* START *
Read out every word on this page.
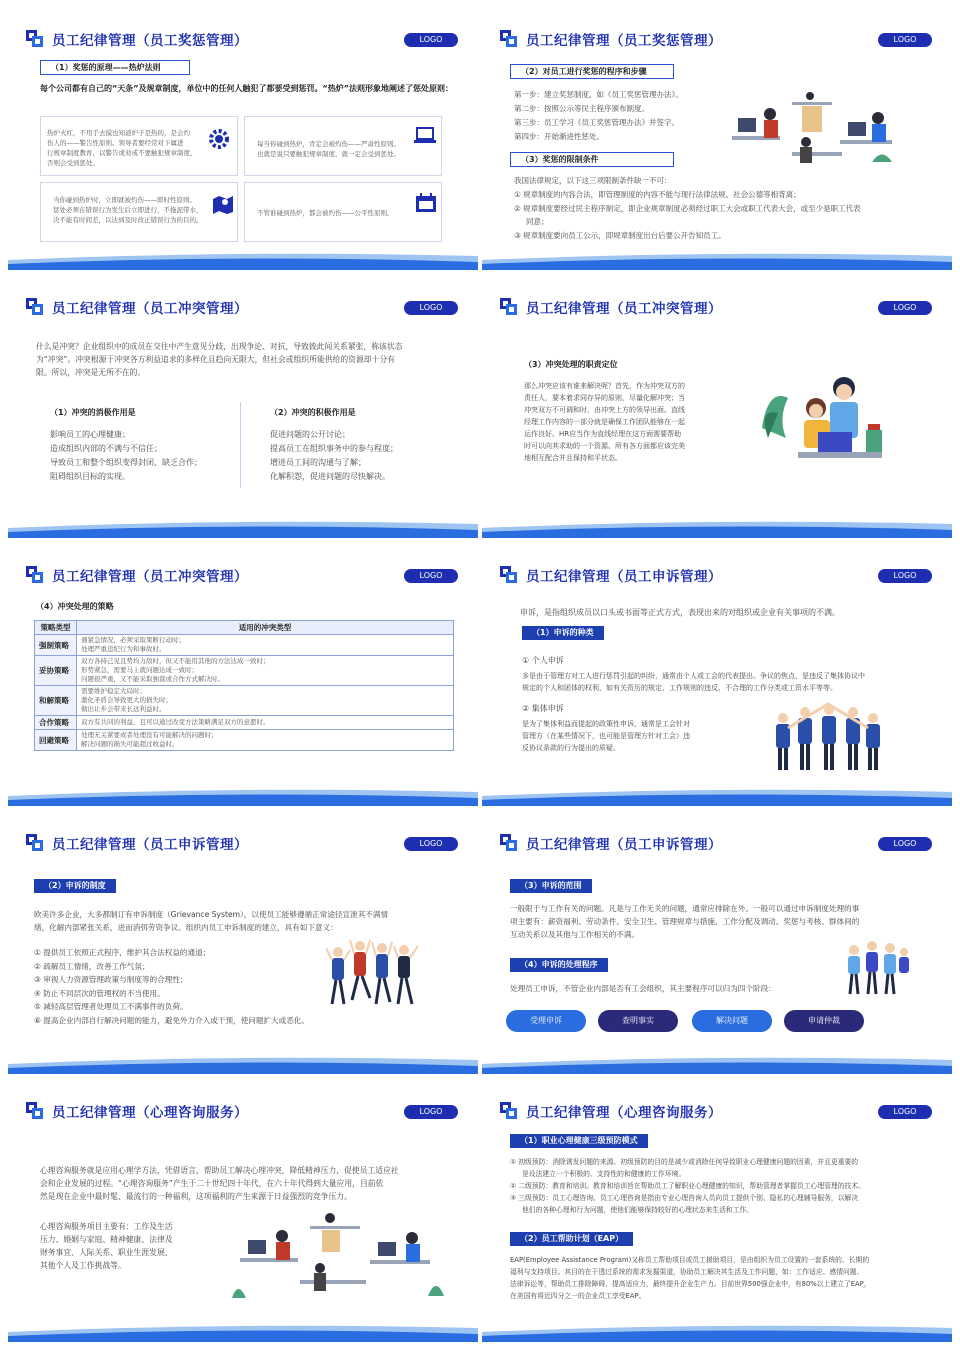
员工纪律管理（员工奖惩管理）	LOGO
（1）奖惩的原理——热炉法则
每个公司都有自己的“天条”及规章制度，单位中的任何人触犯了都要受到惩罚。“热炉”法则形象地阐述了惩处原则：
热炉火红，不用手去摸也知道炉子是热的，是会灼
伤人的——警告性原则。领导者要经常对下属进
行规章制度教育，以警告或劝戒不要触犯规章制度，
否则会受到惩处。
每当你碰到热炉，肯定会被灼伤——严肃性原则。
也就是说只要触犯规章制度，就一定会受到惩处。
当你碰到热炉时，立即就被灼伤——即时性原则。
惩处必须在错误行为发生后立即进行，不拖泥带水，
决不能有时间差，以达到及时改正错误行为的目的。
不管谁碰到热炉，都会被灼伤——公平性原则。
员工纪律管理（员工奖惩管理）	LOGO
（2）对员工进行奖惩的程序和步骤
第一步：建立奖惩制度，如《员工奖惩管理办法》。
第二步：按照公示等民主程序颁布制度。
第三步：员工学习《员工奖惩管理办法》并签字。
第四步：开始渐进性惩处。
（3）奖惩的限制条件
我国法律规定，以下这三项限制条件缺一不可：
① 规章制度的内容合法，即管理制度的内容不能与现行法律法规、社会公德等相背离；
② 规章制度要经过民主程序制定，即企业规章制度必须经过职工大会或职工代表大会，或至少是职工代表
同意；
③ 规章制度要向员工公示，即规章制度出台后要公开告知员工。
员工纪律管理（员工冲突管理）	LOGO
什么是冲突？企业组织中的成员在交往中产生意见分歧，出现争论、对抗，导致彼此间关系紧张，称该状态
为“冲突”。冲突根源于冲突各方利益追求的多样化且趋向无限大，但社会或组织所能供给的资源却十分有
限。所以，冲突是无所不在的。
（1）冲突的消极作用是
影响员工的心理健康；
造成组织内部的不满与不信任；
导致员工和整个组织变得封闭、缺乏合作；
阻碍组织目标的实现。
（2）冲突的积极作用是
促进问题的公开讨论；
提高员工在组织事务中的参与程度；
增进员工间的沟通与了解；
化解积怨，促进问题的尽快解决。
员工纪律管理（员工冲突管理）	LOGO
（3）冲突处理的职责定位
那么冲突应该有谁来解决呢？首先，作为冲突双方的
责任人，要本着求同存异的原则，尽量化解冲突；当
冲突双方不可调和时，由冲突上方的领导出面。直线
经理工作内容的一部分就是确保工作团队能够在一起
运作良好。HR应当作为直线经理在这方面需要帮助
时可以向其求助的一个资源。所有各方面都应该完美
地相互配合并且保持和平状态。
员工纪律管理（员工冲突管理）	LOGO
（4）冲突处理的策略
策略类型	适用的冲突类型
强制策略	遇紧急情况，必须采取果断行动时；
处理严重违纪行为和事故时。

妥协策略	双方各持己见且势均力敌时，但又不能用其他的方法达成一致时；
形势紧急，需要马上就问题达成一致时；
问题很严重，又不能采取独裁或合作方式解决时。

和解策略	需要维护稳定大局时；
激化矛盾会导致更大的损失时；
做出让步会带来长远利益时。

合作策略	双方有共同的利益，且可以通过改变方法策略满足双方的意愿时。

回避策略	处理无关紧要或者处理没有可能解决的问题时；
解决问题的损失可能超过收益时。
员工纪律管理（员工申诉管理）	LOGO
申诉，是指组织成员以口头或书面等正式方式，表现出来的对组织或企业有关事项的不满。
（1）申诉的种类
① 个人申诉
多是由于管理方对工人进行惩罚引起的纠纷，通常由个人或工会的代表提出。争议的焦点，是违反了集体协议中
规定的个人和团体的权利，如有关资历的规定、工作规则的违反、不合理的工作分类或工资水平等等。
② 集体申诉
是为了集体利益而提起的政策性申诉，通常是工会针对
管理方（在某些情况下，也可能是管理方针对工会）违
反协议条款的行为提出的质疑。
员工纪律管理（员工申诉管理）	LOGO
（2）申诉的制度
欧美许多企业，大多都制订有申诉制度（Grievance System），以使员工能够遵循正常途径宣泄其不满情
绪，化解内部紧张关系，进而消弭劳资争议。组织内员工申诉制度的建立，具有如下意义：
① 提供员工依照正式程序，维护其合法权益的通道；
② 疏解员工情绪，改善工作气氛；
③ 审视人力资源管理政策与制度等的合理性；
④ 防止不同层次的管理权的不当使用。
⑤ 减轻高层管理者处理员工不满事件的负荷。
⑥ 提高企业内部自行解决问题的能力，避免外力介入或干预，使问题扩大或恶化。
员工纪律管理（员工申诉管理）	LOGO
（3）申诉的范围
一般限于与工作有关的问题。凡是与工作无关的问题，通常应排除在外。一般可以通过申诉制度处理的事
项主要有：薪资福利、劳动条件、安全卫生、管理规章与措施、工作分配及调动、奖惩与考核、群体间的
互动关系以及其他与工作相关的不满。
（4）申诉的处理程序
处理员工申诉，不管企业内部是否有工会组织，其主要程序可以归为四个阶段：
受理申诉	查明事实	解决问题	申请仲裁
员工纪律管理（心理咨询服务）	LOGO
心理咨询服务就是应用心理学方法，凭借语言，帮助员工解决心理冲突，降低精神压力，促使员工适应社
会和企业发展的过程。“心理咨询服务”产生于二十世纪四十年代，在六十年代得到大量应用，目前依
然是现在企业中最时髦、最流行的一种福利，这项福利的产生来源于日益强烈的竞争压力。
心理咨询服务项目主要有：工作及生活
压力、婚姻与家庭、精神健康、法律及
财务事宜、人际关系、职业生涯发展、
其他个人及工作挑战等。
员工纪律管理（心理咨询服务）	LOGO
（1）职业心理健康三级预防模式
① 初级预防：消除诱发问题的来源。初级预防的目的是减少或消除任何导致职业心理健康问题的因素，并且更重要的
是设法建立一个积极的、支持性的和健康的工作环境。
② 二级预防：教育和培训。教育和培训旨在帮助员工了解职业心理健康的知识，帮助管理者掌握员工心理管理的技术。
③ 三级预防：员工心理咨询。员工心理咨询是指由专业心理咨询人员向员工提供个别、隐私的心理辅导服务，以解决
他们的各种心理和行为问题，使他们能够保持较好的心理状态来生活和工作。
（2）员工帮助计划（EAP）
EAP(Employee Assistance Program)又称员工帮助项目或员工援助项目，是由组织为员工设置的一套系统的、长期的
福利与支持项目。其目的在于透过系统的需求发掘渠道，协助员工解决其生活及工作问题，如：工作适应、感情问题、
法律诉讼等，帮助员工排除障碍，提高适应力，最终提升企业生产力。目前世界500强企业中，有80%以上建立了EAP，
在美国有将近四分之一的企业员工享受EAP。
* END *
Goal:
Reproduce all of the data exactly; the pictures do not belong in the copy.

Task output:
Read out every word on this page.
员工纪律管理（员工奖惩管理）	LOGO
（1）奖惩的原理——热炉法则
每个公司都有自己的“天条”及规章制度，单位中的任何人触犯了都要受到惩罚。“热炉”法则形象地阐述了惩处原则：
热炉火红，不用手去摸也知道炉子是热的，是会灼
伤人的——警告性原则。领导者要经常对下属进
行规章制度教育，以警告或劝戒不要触犯规章制度，
否则会受到惩处。
每当你碰到热炉，肯定会被灼伤——严肃性原则。
也就是说只要触犯规章制度，就一定会受到惩处。
当你碰到热炉时，立即就被灼伤——即时性原则。
惩处必须在错误行为发生后立即进行，不拖泥带水，
决不能有时间差，以达到及时改正错误行为的目的。
不管谁碰到热炉，都会被灼伤——公平性原则。
员工纪律管理（员工奖惩管理）	LOGO
（2）对员工进行奖惩的程序和步骤
第一步：建立奖惩制度，如《员工奖惩管理办法》。
第二步：按照公示等民主程序颁布制度。
第三步：员工学习《员工奖惩管理办法》并签字。
第四步：开始渐进性惩处。
（3）奖惩的限制条件
我国法律规定，以下这三项限制条件缺一不可：
① 规章制度的内容合法，即管理制度的内容不能与现行法律法规、社会公德等相背离；
② 规章制度要经过民主程序制定，即企业规章制度必须经过职工大会或职工代表大会，或至少是职工代表
同意；
③ 规章制度要向员工公示，即规章制度出台后要公开告知员工。
员工纪律管理（员工冲突管理）	LOGO
什么是冲突？企业组织中的成员在交往中产生意见分歧，出现争论、对抗，导致彼此间关系紧张，称该状态
为“冲突”。冲突根源于冲突各方利益追求的多样化且趋向无限大，但社会或组织所能供给的资源却十分有
限。所以，冲突是无所不在的。
（1）冲突的消极作用是
影响员工的心理健康；
造成组织内部的不满与不信任；
导致员工和整个组织变得封闭、缺乏合作；
阻碍组织目标的实现。
（2）冲突的积极作用是
促进问题的公开讨论；
提高员工在组织事务中的参与程度；
增进员工间的沟通与了解；
化解积怨，促进问题的尽快解决。
员工纪律管理（员工冲突管理）	LOGO
（3）冲突处理的职责定位
那么冲突应该有谁来解决呢？首先，作为冲突双方的
责任人，要本着求同存异的原则，尽量化解冲突；当
冲突双方不可调和时，由冲突上方的领导出面。直线
经理工作内容的一部分就是确保工作团队能够在一起
运作良好。HR应当作为直线经理在这方面需要帮助
时可以向其求助的一个资源。所有各方面都应该完美
地相互配合并且保持和平状态。
员工纪律管理（员工冲突管理）	LOGO
（4）冲突处理的策略
策略类型	适用的冲突类型
强制策略	遇紧急情况，必须采取果断行动时；
处理严重违纪行为和事故时。

妥协策略	双方各持己见且势均力敌时，但又不能用其他的方法达成一致时；
形势紧急，需要马上就问题达成一致时；
问题很严重，又不能采取独裁或合作方式解决时。

和解策略	需要维护稳定大局时；
激化矛盾会导致更大的损失时；
做出让步会带来长远利益时。

合作策略	双方有共同的利益，且可以通过改变方法策略满足双方的意愿时。

回避策略	处理无关紧要或者处理没有可能解决的问题时；
解决问题的损失可能超过收益时。
员工纪律管理（员工申诉管理）	LOGO
申诉，是指组织成员以口头或书面等正式方式，表现出来的对组织或企业有关事项的不满。
（1）申诉的种类
① 个人申诉
多是由于管理方对工人进行惩罚引起的纠纷，通常由个人或工会的代表提出。争议的焦点，是违反了集体协议中
规定的个人和团体的权利，如有关资历的规定、工作规则的违反、不合理的工作分类或工资水平等等。
② 集体申诉
是为了集体利益而提起的政策性申诉，通常是工会针对
管理方（在某些情况下，也可能是管理方针对工会）违
反协议条款的行为提出的质疑。
员工纪律管理（员工申诉管理）	LOGO
（2）申诉的制度
欧美许多企业，大多都制订有申诉制度（Grievance System），以使员工能够遵循正常途径宣泄其不满情
绪，化解内部紧张关系，进而消弭劳资争议。组织内员工申诉制度的建立，具有如下意义：
① 提供员工依照正式程序，维护其合法权益的通道；
② 疏解员工情绪，改善工作气氛；
③ 审视人力资源管理政策与制度等的合理性；
④ 防止不同层次的管理权的不当使用。
⑤ 减轻高层管理者处理员工不满事件的负荷。
⑥ 提高企业内部自行解决问题的能力，避免外力介入或干预，使问题扩大或恶化。
员工纪律管理（员工申诉管理）	LOGO
（3）申诉的范围
一般限于与工作有关的问题。凡是与工作无关的问题，通常应排除在外。一般可以通过申诉制度处理的事
项主要有：薪资福利、劳动条件、安全卫生、管理规章与措施、工作分配及调动、奖惩与考核、群体间的
互动关系以及其他与工作相关的不满。
（4）申诉的处理程序
处理员工申诉，不管企业内部是否有工会组织，其主要程序可以归为四个阶段：
受理申诉	查明事实	解决问题	申请仲裁
员工纪律管理（心理咨询服务）	LOGO
心理咨询服务就是应用心理学方法，凭借语言，帮助员工解决心理冲突，降低精神压力，促使员工适应社
会和企业发展的过程。“心理咨询服务”产生于二十世纪四十年代，在六十年代得到大量应用，目前依
然是现在企业中最时髦、最流行的一种福利，这项福利的产生来源于日益强烈的竞争压力。
心理咨询服务项目主要有：工作及生活
压力、婚姻与家庭、精神健康、法律及
财务事宜、人际关系、职业生涯发展、
其他个人及工作挑战等。
员工纪律管理（心理咨询服务）	LOGO
（1）职业心理健康三级预防模式
① 初级预防：消除诱发问题的来源。初级预防的目的是减少或消除任何导致职业心理健康问题的因素，并且更重要的
是设法建立一个积极的、支持性的和健康的工作环境。
② 二级预防：教育和培训。教育和培训旨在帮助员工了解职业心理健康的知识，帮助管理者掌握员工心理管理的技术。
③ 三级预防：员工心理咨询。员工心理咨询是指由专业心理咨询人员向员工提供个别、隐私的心理辅导服务，以解决
他们的各种心理和行为问题，使他们能够保持较好的心理状态来生活和工作。
（2）员工帮助计划（EAP）
EAP(Employee Assistance Program)又称员工帮助项目或员工援助项目，是由组织为员工设置的一套系统的、长期的
福利与支持项目。其目的在于透过系统的需求发掘渠道，协助员工解决其生活及工作问题，如：工作适应、感情问题、
法律诉讼等，帮助员工排除障碍，提高适应力，最终提升企业生产力。目前世界500强企业中，有80%以上建立了EAP，
在美国有将近四分之一的企业员工享受EAP。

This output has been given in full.